▸ **WHAT YOU WILL DO**
Copy all records verbatim.

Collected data
━━━━━━━━

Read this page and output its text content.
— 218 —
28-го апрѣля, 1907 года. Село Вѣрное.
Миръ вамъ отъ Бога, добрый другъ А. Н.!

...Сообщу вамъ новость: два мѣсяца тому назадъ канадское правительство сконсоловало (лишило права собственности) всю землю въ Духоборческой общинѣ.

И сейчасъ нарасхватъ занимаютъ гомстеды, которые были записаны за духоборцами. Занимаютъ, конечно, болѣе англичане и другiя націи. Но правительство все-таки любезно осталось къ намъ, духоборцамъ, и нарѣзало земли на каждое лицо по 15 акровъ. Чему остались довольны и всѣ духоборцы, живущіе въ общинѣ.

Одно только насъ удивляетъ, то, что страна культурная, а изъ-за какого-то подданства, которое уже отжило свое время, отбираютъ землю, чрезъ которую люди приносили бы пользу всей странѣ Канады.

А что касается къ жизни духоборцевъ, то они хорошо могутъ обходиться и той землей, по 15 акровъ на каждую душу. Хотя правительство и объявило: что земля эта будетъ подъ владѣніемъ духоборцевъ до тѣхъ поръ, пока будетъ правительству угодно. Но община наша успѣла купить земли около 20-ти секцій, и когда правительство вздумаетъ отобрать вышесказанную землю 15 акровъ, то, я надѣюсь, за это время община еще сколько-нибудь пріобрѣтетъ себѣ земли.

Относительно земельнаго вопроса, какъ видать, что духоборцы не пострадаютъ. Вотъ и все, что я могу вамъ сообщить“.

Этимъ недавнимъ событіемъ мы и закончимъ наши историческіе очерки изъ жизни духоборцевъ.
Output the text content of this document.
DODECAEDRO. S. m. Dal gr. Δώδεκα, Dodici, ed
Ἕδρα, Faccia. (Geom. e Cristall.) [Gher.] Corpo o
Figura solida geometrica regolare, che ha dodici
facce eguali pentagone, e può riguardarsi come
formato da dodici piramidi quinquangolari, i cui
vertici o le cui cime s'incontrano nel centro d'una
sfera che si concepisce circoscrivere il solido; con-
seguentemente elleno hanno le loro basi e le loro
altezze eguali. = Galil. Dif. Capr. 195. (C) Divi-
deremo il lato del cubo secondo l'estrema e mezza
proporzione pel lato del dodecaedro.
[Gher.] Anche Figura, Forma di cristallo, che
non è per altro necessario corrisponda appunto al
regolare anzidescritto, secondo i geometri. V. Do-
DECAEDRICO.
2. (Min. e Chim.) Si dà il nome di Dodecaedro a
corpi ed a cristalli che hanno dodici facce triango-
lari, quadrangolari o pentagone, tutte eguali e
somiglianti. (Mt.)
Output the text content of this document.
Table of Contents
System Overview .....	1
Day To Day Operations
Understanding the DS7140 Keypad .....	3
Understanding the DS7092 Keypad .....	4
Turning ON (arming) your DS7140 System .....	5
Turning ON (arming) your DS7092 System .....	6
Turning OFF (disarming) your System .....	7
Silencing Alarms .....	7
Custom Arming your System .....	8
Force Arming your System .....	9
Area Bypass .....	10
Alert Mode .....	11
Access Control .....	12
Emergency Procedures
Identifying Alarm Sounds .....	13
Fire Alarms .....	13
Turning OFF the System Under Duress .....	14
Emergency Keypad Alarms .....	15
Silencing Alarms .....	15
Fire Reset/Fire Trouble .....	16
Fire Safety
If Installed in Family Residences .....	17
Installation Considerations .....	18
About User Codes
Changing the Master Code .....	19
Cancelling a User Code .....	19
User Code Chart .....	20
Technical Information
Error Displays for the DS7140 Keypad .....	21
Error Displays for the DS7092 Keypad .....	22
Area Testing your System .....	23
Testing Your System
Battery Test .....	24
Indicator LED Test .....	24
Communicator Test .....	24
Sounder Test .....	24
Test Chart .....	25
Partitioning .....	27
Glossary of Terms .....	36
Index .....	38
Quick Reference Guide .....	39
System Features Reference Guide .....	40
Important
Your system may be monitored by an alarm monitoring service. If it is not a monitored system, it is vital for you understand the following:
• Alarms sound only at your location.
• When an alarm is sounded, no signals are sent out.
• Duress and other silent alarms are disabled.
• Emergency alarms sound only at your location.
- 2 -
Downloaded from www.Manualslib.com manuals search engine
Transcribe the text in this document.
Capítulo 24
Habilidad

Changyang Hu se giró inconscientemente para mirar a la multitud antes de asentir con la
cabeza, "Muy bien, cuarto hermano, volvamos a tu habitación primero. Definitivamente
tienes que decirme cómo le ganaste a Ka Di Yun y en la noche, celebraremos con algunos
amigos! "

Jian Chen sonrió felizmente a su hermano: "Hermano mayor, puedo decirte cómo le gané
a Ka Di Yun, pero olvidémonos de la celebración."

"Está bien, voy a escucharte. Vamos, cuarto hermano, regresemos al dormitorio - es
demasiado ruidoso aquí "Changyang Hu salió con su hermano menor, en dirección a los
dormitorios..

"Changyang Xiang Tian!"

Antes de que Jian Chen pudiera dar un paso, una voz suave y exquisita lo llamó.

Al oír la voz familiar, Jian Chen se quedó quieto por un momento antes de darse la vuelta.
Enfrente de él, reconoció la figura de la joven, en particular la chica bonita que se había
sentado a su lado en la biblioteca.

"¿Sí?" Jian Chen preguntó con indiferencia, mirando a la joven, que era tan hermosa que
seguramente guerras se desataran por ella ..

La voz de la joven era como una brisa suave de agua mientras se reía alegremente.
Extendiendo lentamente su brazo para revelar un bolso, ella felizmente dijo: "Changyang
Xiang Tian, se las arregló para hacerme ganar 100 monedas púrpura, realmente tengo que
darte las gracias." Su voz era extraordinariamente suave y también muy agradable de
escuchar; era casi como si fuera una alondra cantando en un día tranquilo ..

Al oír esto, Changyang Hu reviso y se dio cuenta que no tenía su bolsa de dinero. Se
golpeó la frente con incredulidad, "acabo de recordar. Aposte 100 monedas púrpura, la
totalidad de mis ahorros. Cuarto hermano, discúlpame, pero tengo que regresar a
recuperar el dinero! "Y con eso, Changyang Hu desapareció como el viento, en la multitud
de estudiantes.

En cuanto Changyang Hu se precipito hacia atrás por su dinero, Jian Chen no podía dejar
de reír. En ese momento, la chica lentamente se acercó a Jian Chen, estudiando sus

━━━━━━━━

▸ **EXPECTED OUTPUT**
Read this page and output its text content.
— 218 —
28-го апрѣля, 1907 года. Село Вѣрное.
Миръ вамъ отъ Бога, добрый другъ А. Н.!

...Сообщу вамъ новость: два мѣсяца тому назадъ канадское правительство сконсоловало (лишило права собственности) всю землю въ Духоборческой общинѣ.

И сейчасъ нарасхватъ занимаютъ гомстеды, которые были записаны за духоборцами. Занимаютъ, конечно, болѣе англичане и другiя націи. Но правительство все-таки любезно осталось къ намъ, духоборцамъ, и нарѣзало земли на каждое лицо по 15 акровъ. Чему остались довольны и всѣ духоборцы, живущіе въ общинѣ.

Одно только насъ удивляетъ, то, что страна культурная, а изъ-за какого-то подданства, которое уже отжило свое время, отбираютъ землю, чрезъ которую люди приносили бы пользу всей странѣ Канады.

А что касается къ жизни духоборцевъ, то они хорошо могутъ обходиться и той землей, по 15 акровъ на каждую душу. Хотя правительство и объявило: что земля эта будетъ подъ владѣніемъ духоборцевъ до тѣхъ поръ, пока будетъ правительству угодно. Но община наша успѣла купить земли около 20-ти секцій, и когда правительство вздумаетъ отобрать вышесказанную землю 15 акровъ, то, я надѣюсь, за это время община еще сколько-нибудь пріобрѣтетъ себѣ земли.

Относительно земельнаго вопроса, какъ видать, что духоборцы не пострадаютъ. Вотъ и все, что я могу вамъ сообщить“.

Этимъ недавнимъ событіемъ мы и закончимъ наши историческіе очерки изъ жизни духоборцевъ.
Output the text content of this document.
DODECAEDRO. S. m. Dal gr. Δώδεκα, Dodici, ed
Ἕδρα, Faccia. (Geom. e Cristall.) [Gher.] Corpo o
Figura solida geometrica regolare, che ha dodici
facce eguali pentagone, e può riguardarsi come
formato da dodici piramidi quinquangolari, i cui
vertici o le cui cime s'incontrano nel centro d'una
sfera che si concepisce circoscrivere il solido; con-
seguentemente elleno hanno le loro basi e le loro
altezze eguali. = Galil. Dif. Capr. 195. (C) Divi-
deremo il lato del cubo secondo l'estrema e mezza
proporzione pel lato del dodecaedro.
[Gher.] Anche Figura, Forma di cristallo, che
non è per altro necessario corrisponda appunto al
regolare anzidescritto, secondo i geometri. V. Do-
DECAEDRICO.
2. (Min. e Chim.) Si dà il nome di Dodecaedro a
corpi ed a cristalli che hanno dodici facce triango-
lari, quadrangolari o pentagone, tutte eguali e
somiglianti. (Mt.)
Output the text content of this document.
Table of Contents
System Overview .....	1
Day To Day Operations
Understanding the DS7140 Keypad .....	3
Understanding the DS7092 Keypad .....	4
Turning ON (arming) your DS7140 System .....	5
Turning ON (arming) your DS7092 System .....	6
Turning OFF (disarming) your System .....	7
Silencing Alarms .....	7
Custom Arming your System .....	8
Force Arming your System .....	9
Area Bypass .....	10
Alert Mode .....	11
Access Control .....	12
Emergency Procedures
Identifying Alarm Sounds .....	13
Fire Alarms .....	13
Turning OFF the System Under Duress .....	14
Emergency Keypad Alarms .....	15
Silencing Alarms .....	15
Fire Reset/Fire Trouble .....	16
Fire Safety
If Installed in Family Residences .....	17
Installation Considerations .....	18
About User Codes
Changing the Master Code .....	19
Cancelling a User Code .....	19
User Code Chart .....	20
Technical Information
Error Displays for the DS7140 Keypad .....	21
Error Displays for the DS7092 Keypad .....	22
Area Testing your System .....	23
Testing Your System
Battery Test .....	24
Indicator LED Test .....	24
Communicator Test .....	24
Sounder Test .....	24
Test Chart .....	25
Partitioning .....	27
Glossary of Terms .....	36
Index .....	38
Quick Reference Guide .....	39
System Features Reference Guide .....	40
Important
Your system may be monitored by an alarm monitoring service. If it is not a monitored system, it is vital for you understand the following:
• Alarms sound only at your location.
• When an alarm is sounded, no signals are sent out.
• Duress and other silent alarms are disabled.
• Emergency alarms sound only at your location.
- 2 -
Downloaded from www.Manualslib.com manuals search engine
Transcribe the text in this document.
Capítulo 24
Habilidad

Changyang Hu se giró inconscientemente para mirar a la multitud antes de asentir con la
cabeza, "Muy bien, cuarto hermano, volvamos a tu habitación primero. Definitivamente
tienes que decirme cómo le ganaste a Ka Di Yun y en la noche, celebraremos con algunos
amigos! "

Jian Chen sonrió felizmente a su hermano: "Hermano mayor, puedo decirte cómo le gané
a Ka Di Yun, pero olvidémonos de la celebración."

"Está bien, voy a escucharte. Vamos, cuarto hermano, regresemos al dormitorio - es
demasiado ruidoso aquí "Changyang Hu salió con su hermano menor, en dirección a los
dormitorios..

"Changyang Xiang Tian!"

Antes de que Jian Chen pudiera dar un paso, una voz suave y exquisita lo llamó.

Al oír la voz familiar, Jian Chen se quedó quieto por un momento antes de darse la vuelta.
Enfrente de él, reconoció la figura de la joven, en particular la chica bonita que se había
sentado a su lado en la biblioteca.

"¿Sí?" Jian Chen preguntó con indiferencia, mirando a la joven, que era tan hermosa que
seguramente guerras se desataran por ella ..

La voz de la joven era como una brisa suave de agua mientras se reía alegremente.
Extendiendo lentamente su brazo para revelar un bolso, ella felizmente dijo: "Changyang
Xiang Tian, se las arregló para hacerme ganar 100 monedas púrpura, realmente tengo que
darte las gracias." Su voz era extraordinariamente suave y también muy agradable de
escuchar; era casi como si fuera una alondra cantando en un día tranquilo ..

Al oír esto, Changyang Hu reviso y se dio cuenta que no tenía su bolsa de dinero. Se
golpeó la frente con incredulidad, "acabo de recordar. Aposte 100 monedas púrpura, la
totalidad de mis ahorros. Cuarto hermano, discúlpame, pero tengo que regresar a
recuperar el dinero! "Y con eso, Changyang Hu desapareció como el viento, en la multitud
de estudiantes.

En cuanto Changyang Hu se precipito hacia atrás por su dinero, Jian Chen no podía dejar
de reír. En ese momento, la chica lentamente se acercó a Jian Chen, estudiando sus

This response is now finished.